* Work to be completed *
Print the complete set of entries exactly.

Begin

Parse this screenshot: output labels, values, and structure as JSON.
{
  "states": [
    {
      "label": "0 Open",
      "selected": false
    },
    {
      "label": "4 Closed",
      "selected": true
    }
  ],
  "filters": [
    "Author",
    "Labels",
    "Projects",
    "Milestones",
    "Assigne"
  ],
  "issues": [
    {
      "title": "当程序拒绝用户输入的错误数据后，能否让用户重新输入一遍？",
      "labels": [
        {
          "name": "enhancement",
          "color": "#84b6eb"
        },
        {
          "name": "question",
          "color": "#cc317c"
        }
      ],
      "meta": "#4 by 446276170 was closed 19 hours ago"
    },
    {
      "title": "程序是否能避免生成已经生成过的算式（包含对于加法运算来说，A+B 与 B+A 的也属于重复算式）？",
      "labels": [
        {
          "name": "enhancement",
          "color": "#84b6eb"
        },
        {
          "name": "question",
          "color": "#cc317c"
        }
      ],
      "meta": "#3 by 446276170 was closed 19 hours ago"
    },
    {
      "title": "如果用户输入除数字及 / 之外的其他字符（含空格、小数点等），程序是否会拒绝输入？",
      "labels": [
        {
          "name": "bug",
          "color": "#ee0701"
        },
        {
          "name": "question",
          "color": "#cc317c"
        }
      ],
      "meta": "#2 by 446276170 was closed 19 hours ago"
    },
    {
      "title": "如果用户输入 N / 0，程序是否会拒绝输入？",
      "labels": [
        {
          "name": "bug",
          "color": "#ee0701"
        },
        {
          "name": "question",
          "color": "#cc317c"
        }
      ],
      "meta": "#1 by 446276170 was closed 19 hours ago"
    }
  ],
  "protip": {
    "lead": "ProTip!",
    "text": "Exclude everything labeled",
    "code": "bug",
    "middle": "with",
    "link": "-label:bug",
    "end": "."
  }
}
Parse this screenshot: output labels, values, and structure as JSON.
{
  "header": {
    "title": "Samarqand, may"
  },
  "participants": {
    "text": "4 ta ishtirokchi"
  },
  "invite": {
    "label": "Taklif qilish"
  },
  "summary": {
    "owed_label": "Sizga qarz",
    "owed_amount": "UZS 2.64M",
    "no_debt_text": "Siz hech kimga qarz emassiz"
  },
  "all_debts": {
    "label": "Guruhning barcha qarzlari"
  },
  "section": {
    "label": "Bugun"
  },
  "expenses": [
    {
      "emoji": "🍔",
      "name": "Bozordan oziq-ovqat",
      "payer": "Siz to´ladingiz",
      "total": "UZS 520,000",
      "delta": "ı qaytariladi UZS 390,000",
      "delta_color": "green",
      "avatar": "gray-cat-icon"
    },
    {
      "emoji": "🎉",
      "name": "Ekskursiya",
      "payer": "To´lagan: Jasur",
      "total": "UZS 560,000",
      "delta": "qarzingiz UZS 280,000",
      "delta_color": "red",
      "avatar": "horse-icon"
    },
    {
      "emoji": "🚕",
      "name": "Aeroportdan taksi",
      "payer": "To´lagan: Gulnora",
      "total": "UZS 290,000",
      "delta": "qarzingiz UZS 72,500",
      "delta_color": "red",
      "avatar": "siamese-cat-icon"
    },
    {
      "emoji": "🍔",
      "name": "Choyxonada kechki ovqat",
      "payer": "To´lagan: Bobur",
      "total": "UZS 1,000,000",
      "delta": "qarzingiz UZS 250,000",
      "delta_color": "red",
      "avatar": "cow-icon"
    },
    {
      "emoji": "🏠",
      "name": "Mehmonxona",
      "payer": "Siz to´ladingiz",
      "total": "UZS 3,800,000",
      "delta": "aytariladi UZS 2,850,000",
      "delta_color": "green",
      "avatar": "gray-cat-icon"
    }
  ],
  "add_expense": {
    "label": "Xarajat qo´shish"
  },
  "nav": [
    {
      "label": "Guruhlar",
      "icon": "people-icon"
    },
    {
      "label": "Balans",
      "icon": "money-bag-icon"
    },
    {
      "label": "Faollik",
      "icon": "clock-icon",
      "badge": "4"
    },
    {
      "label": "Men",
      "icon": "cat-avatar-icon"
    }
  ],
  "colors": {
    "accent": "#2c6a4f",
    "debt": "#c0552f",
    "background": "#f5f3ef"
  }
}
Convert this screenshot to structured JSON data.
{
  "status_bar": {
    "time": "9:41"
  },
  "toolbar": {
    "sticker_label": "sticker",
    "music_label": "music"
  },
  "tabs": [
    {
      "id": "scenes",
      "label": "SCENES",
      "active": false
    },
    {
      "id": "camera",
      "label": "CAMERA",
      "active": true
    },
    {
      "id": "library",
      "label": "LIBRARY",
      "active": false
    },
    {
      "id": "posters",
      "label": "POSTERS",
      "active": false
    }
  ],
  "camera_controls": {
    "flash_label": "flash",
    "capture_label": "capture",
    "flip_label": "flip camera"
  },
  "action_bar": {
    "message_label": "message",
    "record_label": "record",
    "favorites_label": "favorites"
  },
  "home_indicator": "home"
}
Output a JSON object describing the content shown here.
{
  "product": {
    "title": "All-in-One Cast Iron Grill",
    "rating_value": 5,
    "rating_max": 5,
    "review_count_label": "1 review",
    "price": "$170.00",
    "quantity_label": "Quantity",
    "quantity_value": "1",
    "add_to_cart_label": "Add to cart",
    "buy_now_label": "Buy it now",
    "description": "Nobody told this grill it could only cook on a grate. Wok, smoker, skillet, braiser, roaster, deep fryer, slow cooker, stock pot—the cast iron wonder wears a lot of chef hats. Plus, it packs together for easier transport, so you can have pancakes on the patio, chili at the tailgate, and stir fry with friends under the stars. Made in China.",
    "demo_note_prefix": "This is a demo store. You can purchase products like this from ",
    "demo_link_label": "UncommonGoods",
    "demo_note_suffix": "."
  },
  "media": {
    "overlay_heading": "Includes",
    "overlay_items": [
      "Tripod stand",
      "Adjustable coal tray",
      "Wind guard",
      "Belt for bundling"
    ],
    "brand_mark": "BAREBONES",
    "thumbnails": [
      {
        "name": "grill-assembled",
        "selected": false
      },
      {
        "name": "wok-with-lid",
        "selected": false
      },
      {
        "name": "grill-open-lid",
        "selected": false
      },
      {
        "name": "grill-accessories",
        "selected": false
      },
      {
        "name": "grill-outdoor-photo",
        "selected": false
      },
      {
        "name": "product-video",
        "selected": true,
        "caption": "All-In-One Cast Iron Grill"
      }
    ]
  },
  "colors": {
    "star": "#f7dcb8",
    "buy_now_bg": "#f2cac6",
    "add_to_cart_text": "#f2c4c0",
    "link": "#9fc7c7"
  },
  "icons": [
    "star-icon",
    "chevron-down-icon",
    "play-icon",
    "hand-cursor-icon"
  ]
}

End

* Solved exercise *
Parse this screenshot: output labels, values, and structure as JSON.
{
  "states": [
    {
      "label": "0 Open",
      "selected": false
    },
    {
      "label": "4 Closed",
      "selected": true
    }
  ],
  "filters": [
    "Author",
    "Labels",
    "Projects",
    "Milestones",
    "Assigne"
  ],
  "issues": [
    {
      "title": "当程序拒绝用户输入的错误数据后，能否让用户重新输入一遍？",
      "labels": [
        {
          "name": "enhancement",
          "color": "#84b6eb"
        },
        {
          "name": "question",
          "color": "#cc317c"
        }
      ],
      "meta": "#4 by 446276170 was closed 19 hours ago"
    },
    {
      "title": "程序是否能避免生成已经生成过的算式（包含对于加法运算来说，A+B 与 B+A 的也属于重复算式）？",
      "labels": [
        {
          "name": "enhancement",
          "color": "#84b6eb"
        },
        {
          "name": "question",
          "color": "#cc317c"
        }
      ],
      "meta": "#3 by 446276170 was closed 19 hours ago"
    },
    {
      "title": "如果用户输入除数字及 / 之外的其他字符（含空格、小数点等），程序是否会拒绝输入？",
      "labels": [
        {
          "name": "bug",
          "color": "#ee0701"
        },
        {
          "name": "question",
          "color": "#cc317c"
        }
      ],
      "meta": "#2 by 446276170 was closed 19 hours ago"
    },
    {
      "title": "如果用户输入 N / 0，程序是否会拒绝输入？",
      "labels": [
        {
          "name": "bug",
          "color": "#ee0701"
        },
        {
          "name": "question",
          "color": "#cc317c"
        }
      ],
      "meta": "#1 by 446276170 was closed 19 hours ago"
    }
  ],
  "protip": {
    "lead": "ProTip!",
    "text": "Exclude everything labeled",
    "code": "bug",
    "middle": "with",
    "link": "-label:bug",
    "end": "."
  }
}
Parse this screenshot: output labels, values, and structure as JSON.
{
  "header": {
    "title": "Samarqand, may"
  },
  "participants": {
    "text": "4 ta ishtirokchi"
  },
  "invite": {
    "label": "Taklif qilish"
  },
  "summary": {
    "owed_label": "Sizga qarz",
    "owed_amount": "UZS 2.64M",
    "no_debt_text": "Siz hech kimga qarz emassiz"
  },
  "all_debts": {
    "label": "Guruhning barcha qarzlari"
  },
  "section": {
    "label": "Bugun"
  },
  "expenses": [
    {
      "emoji": "🍔",
      "name": "Bozordan oziq-ovqat",
      "payer": "Siz to´ladingiz",
      "total": "UZS 520,000",
      "delta": "ı qaytariladi UZS 390,000",
      "delta_color": "green",
      "avatar": "gray-cat-icon"
    },
    {
      "emoji": "🎉",
      "name": "Ekskursiya",
      "payer": "To´lagan: Jasur",
      "total": "UZS 560,000",
      "delta": "qarzingiz UZS 280,000",
      "delta_color": "red",
      "avatar": "horse-icon"
    },
    {
      "emoji": "🚕",
      "name": "Aeroportdan taksi",
      "payer": "To´lagan: Gulnora",
      "total": "UZS 290,000",
      "delta": "qarzingiz UZS 72,500",
      "delta_color": "red",
      "avatar": "siamese-cat-icon"
    },
    {
      "emoji": "🍔",
      "name": "Choyxonada kechki ovqat",
      "payer": "To´lagan: Bobur",
      "total": "UZS 1,000,000",
      "delta": "qarzingiz UZS 250,000",
      "delta_color": "red",
      "avatar": "cow-icon"
    },
    {
      "emoji": "🏠",
      "name": "Mehmonxona",
      "payer": "Siz to´ladingiz",
      "total": "UZS 3,800,000",
      "delta": "aytariladi UZS 2,850,000",
      "delta_color": "green",
      "avatar": "gray-cat-icon"
    }
  ],
  "add_expense": {
    "label": "Xarajat qo´shish"
  },
  "nav": [
    {
      "label": "Guruhlar",
      "icon": "people-icon"
    },
    {
      "label": "Balans",
      "icon": "money-bag-icon"
    },
    {
      "label": "Faollik",
      "icon": "clock-icon",
      "badge": "4"
    },
    {
      "label": "Men",
      "icon": "cat-avatar-icon"
    }
  ],
  "colors": {
    "accent": "#2c6a4f",
    "debt": "#c0552f",
    "background": "#f5f3ef"
  }
}
Convert this screenshot to structured JSON data.
{
  "status_bar": {
    "time": "9:41"
  },
  "toolbar": {
    "sticker_label": "sticker",
    "music_label": "music"
  },
  "tabs": [
    {
      "id": "scenes",
      "label": "SCENES",
      "active": false
    },
    {
      "id": "camera",
      "label": "CAMERA",
      "active": true
    },
    {
      "id": "library",
      "label": "LIBRARY",
      "active": false
    },
    {
      "id": "posters",
      "label": "POSTERS",
      "active": false
    }
  ],
  "camera_controls": {
    "flash_label": "flash",
    "capture_label": "capture",
    "flip_label": "flip camera"
  },
  "action_bar": {
    "message_label": "message",
    "record_label": "record",
    "favorites_label": "favorites"
  },
  "home_indicator": "home"
}
Output a JSON object describing the content shown here.
{
  "product": {
    "title": "All-in-One Cast Iron Grill",
    "rating_value": 5,
    "rating_max": 5,
    "review_count_label": "1 review",
    "price": "$170.00",
    "quantity_label": "Quantity",
    "quantity_value": "1",
    "add_to_cart_label": "Add to cart",
    "buy_now_label": "Buy it now",
    "description": "Nobody told this grill it could only cook on a grate. Wok, smoker, skillet, braiser, roaster, deep fryer, slow cooker, stock pot—the cast iron wonder wears a lot of chef hats. Plus, it packs together for easier transport, so you can have pancakes on the patio, chili at the tailgate, and stir fry with friends under the stars. Made in China.",
    "demo_note_prefix": "This is a demo store. You can purchase products like this from ",
    "demo_link_label": "UncommonGoods",
    "demo_note_suffix": "."
  },
  "media": {
    "overlay_heading": "Includes",
    "overlay_items": [
      "Tripod stand",
      "Adjustable coal tray",
      "Wind guard",
      "Belt for bundling"
    ],
    "brand_mark": "BAREBONES",
    "thumbnails": [
      {
        "name": "grill-assembled",
        "selected": false
      },
      {
        "name": "wok-with-lid",
        "selected": false
      },
      {
        "name": "grill-open-lid",
        "selected": false
      },
      {
        "name": "grill-accessories",
        "selected": false
      },
      {
        "name": "grill-outdoor-photo",
        "selected": false
      },
      {
        "name": "product-video",
        "selected": true,
        "caption": "All-In-One Cast Iron Grill"
      }
    ]
  },
  "colors": {
    "star": "#f7dcb8",
    "buy_now_bg": "#f2cac6",
    "add_to_cart_text": "#f2c4c0",
    "link": "#9fc7c7"
  },
  "icons": [
    "star-icon",
    "chevron-down-icon",
    "play-icon",
    "hand-cursor-icon"
  ]
}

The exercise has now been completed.